Written instruction:
Output all of the entries below precisely as written.

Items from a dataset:
%%

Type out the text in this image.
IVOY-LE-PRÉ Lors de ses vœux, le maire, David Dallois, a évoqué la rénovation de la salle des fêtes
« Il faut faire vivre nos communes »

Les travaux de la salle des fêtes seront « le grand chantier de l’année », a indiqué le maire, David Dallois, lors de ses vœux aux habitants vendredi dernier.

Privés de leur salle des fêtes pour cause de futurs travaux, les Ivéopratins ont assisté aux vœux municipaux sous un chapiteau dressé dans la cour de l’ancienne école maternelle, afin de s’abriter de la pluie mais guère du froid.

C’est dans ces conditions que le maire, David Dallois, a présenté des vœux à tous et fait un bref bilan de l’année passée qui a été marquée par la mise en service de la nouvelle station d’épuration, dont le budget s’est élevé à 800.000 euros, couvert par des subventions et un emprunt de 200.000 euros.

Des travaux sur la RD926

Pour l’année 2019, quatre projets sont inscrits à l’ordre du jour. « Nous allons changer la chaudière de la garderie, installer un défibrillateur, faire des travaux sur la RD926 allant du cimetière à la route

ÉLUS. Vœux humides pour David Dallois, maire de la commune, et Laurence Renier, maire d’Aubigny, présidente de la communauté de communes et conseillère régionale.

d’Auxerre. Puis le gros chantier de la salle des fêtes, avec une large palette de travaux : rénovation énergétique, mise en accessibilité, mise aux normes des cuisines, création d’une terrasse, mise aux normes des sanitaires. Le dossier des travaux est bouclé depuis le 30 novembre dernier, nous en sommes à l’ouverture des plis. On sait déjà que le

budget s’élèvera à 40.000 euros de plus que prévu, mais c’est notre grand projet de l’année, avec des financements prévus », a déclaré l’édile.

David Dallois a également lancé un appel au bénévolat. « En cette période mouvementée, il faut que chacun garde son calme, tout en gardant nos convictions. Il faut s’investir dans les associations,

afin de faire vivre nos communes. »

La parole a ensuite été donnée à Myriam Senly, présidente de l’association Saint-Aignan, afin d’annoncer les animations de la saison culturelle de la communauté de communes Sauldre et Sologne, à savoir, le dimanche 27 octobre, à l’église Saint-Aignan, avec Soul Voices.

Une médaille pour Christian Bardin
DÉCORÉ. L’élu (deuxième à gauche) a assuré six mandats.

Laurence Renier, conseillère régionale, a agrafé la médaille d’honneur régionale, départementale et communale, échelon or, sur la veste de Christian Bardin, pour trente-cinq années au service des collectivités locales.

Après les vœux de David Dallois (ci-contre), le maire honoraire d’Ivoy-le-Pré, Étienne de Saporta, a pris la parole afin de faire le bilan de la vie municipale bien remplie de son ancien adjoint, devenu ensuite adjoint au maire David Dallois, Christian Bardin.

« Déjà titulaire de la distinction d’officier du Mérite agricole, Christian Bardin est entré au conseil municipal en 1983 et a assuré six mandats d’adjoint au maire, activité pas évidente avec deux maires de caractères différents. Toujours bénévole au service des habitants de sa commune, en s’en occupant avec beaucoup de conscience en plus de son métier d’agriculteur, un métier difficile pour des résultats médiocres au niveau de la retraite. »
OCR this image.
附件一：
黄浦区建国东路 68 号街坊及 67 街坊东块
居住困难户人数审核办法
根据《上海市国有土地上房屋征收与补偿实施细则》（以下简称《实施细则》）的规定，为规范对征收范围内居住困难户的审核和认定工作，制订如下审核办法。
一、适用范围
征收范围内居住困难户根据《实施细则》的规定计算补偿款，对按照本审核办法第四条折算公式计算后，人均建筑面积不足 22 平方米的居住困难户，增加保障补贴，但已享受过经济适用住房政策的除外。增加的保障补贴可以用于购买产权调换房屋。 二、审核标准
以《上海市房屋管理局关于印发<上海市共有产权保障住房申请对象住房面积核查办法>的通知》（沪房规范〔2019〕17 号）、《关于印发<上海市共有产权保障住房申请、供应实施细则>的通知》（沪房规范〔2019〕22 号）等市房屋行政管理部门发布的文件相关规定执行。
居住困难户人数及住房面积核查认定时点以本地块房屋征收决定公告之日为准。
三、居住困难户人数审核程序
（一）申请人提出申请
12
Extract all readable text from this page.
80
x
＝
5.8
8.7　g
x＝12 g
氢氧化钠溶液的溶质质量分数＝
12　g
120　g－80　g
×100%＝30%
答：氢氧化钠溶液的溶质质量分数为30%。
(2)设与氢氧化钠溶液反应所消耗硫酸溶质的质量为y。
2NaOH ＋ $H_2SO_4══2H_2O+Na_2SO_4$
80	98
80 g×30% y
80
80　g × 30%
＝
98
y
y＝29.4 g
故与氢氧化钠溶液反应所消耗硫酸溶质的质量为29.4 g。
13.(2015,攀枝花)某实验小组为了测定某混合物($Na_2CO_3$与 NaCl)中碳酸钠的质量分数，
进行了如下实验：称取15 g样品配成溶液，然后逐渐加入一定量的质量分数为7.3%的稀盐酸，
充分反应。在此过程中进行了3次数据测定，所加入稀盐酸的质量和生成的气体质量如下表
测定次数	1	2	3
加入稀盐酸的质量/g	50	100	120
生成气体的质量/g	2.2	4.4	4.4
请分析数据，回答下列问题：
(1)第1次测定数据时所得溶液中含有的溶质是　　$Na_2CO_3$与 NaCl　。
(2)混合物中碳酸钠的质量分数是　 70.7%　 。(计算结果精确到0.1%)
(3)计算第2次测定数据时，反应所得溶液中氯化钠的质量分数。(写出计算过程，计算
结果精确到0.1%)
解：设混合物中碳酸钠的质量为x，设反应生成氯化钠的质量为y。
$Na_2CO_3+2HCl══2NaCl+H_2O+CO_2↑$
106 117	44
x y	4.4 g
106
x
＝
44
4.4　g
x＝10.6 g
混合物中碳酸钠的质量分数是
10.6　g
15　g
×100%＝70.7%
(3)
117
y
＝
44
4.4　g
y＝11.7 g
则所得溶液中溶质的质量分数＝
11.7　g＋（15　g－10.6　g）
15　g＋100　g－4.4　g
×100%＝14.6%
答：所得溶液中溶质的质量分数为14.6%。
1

%%

Exercise solution:
Type out the text in this image.
IVOY-LE-PRÉ Lors de ses vœux, le maire, David Dallois, a évoqué la rénovation de la salle des fêtes
« Il faut faire vivre nos communes »

Les travaux de la salle des fêtes seront « le grand chantier de l’année », a indiqué le maire, David Dallois, lors de ses vœux aux habitants vendredi dernier.

Privés de leur salle des fêtes pour cause de futurs travaux, les Ivéopratins ont assisté aux vœux municipaux sous un chapiteau dressé dans la cour de l’ancienne école maternelle, afin de s’abriter de la pluie mais guère du froid.

C’est dans ces conditions que le maire, David Dallois, a présenté des vœux à tous et fait un bref bilan de l’année passée qui a été marquée par la mise en service de la nouvelle station d’épuration, dont le budget s’est élevé à 800.000 euros, couvert par des subventions et un emprunt de 200.000 euros.

Des travaux sur la RD926

Pour l’année 2019, quatre projets sont inscrits à l’ordre du jour. « Nous allons changer la chaudière de la garderie, installer un défibrillateur, faire des travaux sur la RD926 allant du cimetière à la route

ÉLUS. Vœux humides pour David Dallois, maire de la commune, et Laurence Renier, maire d’Aubigny, présidente de la communauté de communes et conseillère régionale.

d’Auxerre. Puis le gros chantier de la salle des fêtes, avec une large palette de travaux : rénovation énergétique, mise en accessibilité, mise aux normes des cuisines, création d’une terrasse, mise aux normes des sanitaires. Le dossier des travaux est bouclé depuis le 30 novembre dernier, nous en sommes à l’ouverture des plis. On sait déjà que le

budget s’élèvera à 40.000 euros de plus que prévu, mais c’est notre grand projet de l’année, avec des financements prévus », a déclaré l’édile.

David Dallois a également lancé un appel au bénévolat. « En cette période mouvementée, il faut que chacun garde son calme, tout en gardant nos convictions. Il faut s’investir dans les associations,

afin de faire vivre nos communes. »

La parole a ensuite été donnée à Myriam Senly, présidente de l’association Saint-Aignan, afin d’annoncer les animations de la saison culturelle de la communauté de communes Sauldre et Sologne, à savoir, le dimanche 27 octobre, à l’église Saint-Aignan, avec Soul Voices.

Une médaille pour Christian Bardin
DÉCORÉ. L’élu (deuxième à gauche) a assuré six mandats.

Laurence Renier, conseillère régionale, a agrafé la médaille d’honneur régionale, départementale et communale, échelon or, sur la veste de Christian Bardin, pour trente-cinq années au service des collectivités locales.

Après les vœux de David Dallois (ci-contre), le maire honoraire d’Ivoy-le-Pré, Étienne de Saporta, a pris la parole afin de faire le bilan de la vie municipale bien remplie de son ancien adjoint, devenu ensuite adjoint au maire David Dallois, Christian Bardin.

« Déjà titulaire de la distinction d’officier du Mérite agricole, Christian Bardin est entré au conseil municipal en 1983 et a assuré six mandats d’adjoint au maire, activité pas évidente avec deux maires de caractères différents. Toujours bénévole au service des habitants de sa commune, en s’en occupant avec beaucoup de conscience en plus de son métier d’agriculteur, un métier difficile pour des résultats médiocres au niveau de la retraite. »
OCR this image.
附件一：
黄浦区建国东路 68 号街坊及 67 街坊东块
居住困难户人数审核办法
根据《上海市国有土地上房屋征收与补偿实施细则》（以下简称《实施细则》）的规定，为规范对征收范围内居住困难户的审核和认定工作，制订如下审核办法。
一、适用范围
征收范围内居住困难户根据《实施细则》的规定计算补偿款，对按照本审核办法第四条折算公式计算后，人均建筑面积不足 22 平方米的居住困难户，增加保障补贴，但已享受过经济适用住房政策的除外。增加的保障补贴可以用于购买产权调换房屋。 二、审核标准
以《上海市房屋管理局关于印发<上海市共有产权保障住房申请对象住房面积核查办法>的通知》（沪房规范〔2019〕17 号）、《关于印发<上海市共有产权保障住房申请、供应实施细则>的通知》（沪房规范〔2019〕22 号）等市房屋行政管理部门发布的文件相关规定执行。
居住困难户人数及住房面积核查认定时点以本地块房屋征收决定公告之日为准。
三、居住困难户人数审核程序
（一）申请人提出申请
12
Extract all readable text from this page.
80
x
＝
5.8
8.7　g
x＝12 g
氢氧化钠溶液的溶质质量分数＝
12　g
120　g－80　g
×100%＝30%
答：氢氧化钠溶液的溶质质量分数为30%。
(2)设与氢氧化钠溶液反应所消耗硫酸溶质的质量为y。
2NaOH ＋ $H_2SO_4══2H_2O+Na_2SO_4$
80	98
80 g×30% y
80
80　g × 30%
＝
98
y
y＝29.4 g
故与氢氧化钠溶液反应所消耗硫酸溶质的质量为29.4 g。
13.(2015,攀枝花)某实验小组为了测定某混合物($Na_2CO_3$与 NaCl)中碳酸钠的质量分数，
进行了如下实验：称取15 g样品配成溶液，然后逐渐加入一定量的质量分数为7.3%的稀盐酸，
充分反应。在此过程中进行了3次数据测定，所加入稀盐酸的质量和生成的气体质量如下表
测定次数	1	2	3
加入稀盐酸的质量/g	50	100	120
生成气体的质量/g	2.2	4.4	4.4
请分析数据，回答下列问题：
(1)第1次测定数据时所得溶液中含有的溶质是　　$Na_2CO_3$与 NaCl　。
(2)混合物中碳酸钠的质量分数是　 70.7%　 。(计算结果精确到0.1%)
(3)计算第2次测定数据时，反应所得溶液中氯化钠的质量分数。(写出计算过程，计算
结果精确到0.1%)
解：设混合物中碳酸钠的质量为x，设反应生成氯化钠的质量为y。
$Na_2CO_3+2HCl══2NaCl+H_2O+CO_2↑$
106 117	44
x y	4.4 g
106
x
＝
44
4.4　g
x＝10.6 g
混合物中碳酸钠的质量分数是
10.6　g
15　g
×100%＝70.7%
(3)
117
y
＝
44
4.4　g
y＝11.7 g
则所得溶液中溶质的质量分数＝
11.7　g＋（15　g－10.6　g）
15　g＋100　g－4.4　g
×100%＝14.6%
答：所得溶液中溶质的质量分数为14.6%。
1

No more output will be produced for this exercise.